Samia Saadani: Pour moi, le cheveu naturel c’est l’émancipation quand il a été bridé, enfermé, mutilé, lissé… Une personne qui porte ses cheveux naturels, c’est quelqu’un qui ne cherche pas à les transformer : ça ne passe pas nécessairement par un défrisage, un lissage brésilien, japonais ou un brushing… Il y a aussi une spécificité en Afrique du Nord qu’on appelle le kardoune : c’est aussi une transformation du cheveu. On met son cheveu dans un bas pour casser les boucles et transformer les cheveux bouclés, frisés en cheveux lisses. Ma demie-soeur par exemple, son père est originaire d’une ville où ils sont tous berbères et noirs. Elle a les cheveux crépus et a toujours eu du mal avec son identité nord-africaine, parce qu’on lui a toujours dit qu’elle ne ressemblait pas à une Arabe. On lui disait souvent : « Cest bizarre, tu ressembles à une métisse en fait » du fait de sa chevelure crépue, de sa peau noire et de ses yeux verts. Ca a été très difficile pour elle de se positionner.

Derrière la question du cheveu, c’est celle d’un standard de beauté devenu norme voire hégémonique qui se pose

Le Bondy Blog : En cela, parler du cheveu revient à parler de choses qui vont bien au-delà ? De son identité, de sa culture, de son éducation ?

## [MATÉRIEL RECUEILLI]
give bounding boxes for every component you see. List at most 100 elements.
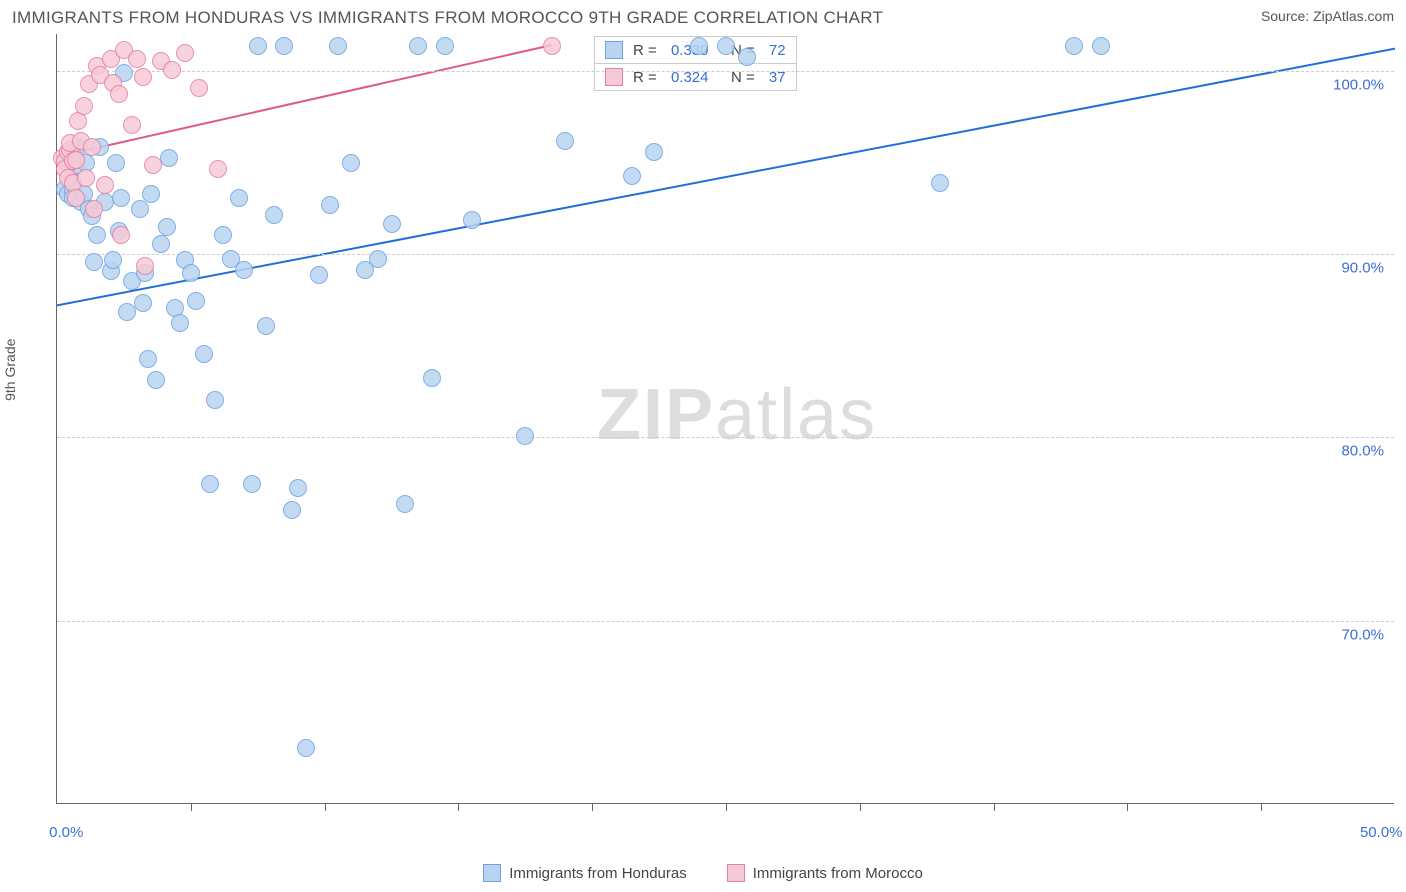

## [CONSIGNES]
1) Relevez dans l'extrait le passage compris entre « Derrière la question » et « son éducation ? », bornes incluses.
2) D'après l'extrait, quel nom donne-t-on en Afrique du Nord à la pratique qui consiste à mettre ses cheveux dans un bas pour casser les boucles ?

## [RÉPONSES FOURNIES]
1)
Derrière la question du cheveu, c’est celle d’un standard de beauté devenu norme voire hégémonique qui se pose

Le Bondy Blog : En cela, parler du cheveu revient à parler de choses qui vont bien au-delà ? De son identité, de sa culture, de son éducation ?

2) Le kardoune.